Le ultime settimane di Tagliaferro al MAGA

Tagliaferro al MAGA
Maledetta lontananza. Ci pensavo quando mi è capitato sotto gli occhi il post su Aldo Tagliaferro, indimenticabile protagonista della Mac Art. Mi trovavo sul blog del critico Flaminio Gualdoni, quando mi si è accesa la lampadina, solo che stavolta non era gialla ma bianca e nera (e anche un po' grigia naturalmente), come ne "L'io ritratto", l'opera di Aldo Tagliaferro che mi ha letteralmente "fulminata".

Tagliaferro, un nome che ritorna più presente negli ultimi tempi grazie a "L’immagine trovata (opere 1970-2000)", la retrospettiva, nata dall’accordo con l'Archivio Aldo Tagliaferro e curata da Giulia Formenti, visibile al Maga di Gallarate fino al 29 gennaio. Un riconoscimento che finalmente gli rende giustizia (a poco più di due anni dalla morte) riunendo alla parte oggettiva dei suoi lavori, una preziosa serie di riflessioni metodologiche, annotate dall'artista stesso durante la realizzazione dei suoi progetti fotografici.

## Quesito
Quali persone sono nominate nel brano su Tagliaferro al MAGA? Elencale tutte.

## Contenuto dei record
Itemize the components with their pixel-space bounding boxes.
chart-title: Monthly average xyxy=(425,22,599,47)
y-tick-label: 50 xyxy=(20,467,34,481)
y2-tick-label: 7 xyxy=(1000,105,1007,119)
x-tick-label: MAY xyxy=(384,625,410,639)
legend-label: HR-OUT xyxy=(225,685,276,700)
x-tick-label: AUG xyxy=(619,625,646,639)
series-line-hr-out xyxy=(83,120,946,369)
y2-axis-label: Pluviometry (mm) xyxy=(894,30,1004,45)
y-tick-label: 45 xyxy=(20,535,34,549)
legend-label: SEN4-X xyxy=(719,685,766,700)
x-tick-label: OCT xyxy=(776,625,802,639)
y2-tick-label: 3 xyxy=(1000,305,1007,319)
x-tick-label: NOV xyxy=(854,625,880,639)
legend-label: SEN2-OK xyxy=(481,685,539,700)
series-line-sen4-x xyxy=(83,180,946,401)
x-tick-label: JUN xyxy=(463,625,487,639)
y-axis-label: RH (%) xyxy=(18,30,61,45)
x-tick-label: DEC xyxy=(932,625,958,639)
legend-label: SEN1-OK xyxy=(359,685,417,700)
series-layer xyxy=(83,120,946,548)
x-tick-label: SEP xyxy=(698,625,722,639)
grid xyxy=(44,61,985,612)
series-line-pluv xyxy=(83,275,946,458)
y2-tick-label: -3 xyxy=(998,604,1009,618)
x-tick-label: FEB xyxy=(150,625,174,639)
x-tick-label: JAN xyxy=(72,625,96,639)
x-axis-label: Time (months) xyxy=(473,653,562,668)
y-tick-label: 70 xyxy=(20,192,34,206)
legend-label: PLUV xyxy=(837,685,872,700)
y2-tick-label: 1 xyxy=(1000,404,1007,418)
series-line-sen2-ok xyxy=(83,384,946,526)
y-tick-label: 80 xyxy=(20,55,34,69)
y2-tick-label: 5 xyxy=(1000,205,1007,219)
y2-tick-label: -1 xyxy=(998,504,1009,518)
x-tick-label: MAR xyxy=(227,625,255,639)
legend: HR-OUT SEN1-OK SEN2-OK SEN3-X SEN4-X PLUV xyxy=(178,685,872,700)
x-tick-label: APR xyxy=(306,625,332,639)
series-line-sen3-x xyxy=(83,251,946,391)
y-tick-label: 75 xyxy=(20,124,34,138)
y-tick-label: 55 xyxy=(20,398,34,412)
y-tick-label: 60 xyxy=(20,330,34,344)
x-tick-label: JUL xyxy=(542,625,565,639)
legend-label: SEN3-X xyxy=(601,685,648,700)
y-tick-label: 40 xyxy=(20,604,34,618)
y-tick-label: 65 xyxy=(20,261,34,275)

## Spazio risposta
Aldo Tagliaferro, Flaminio Gualdoni, Giulia Formenti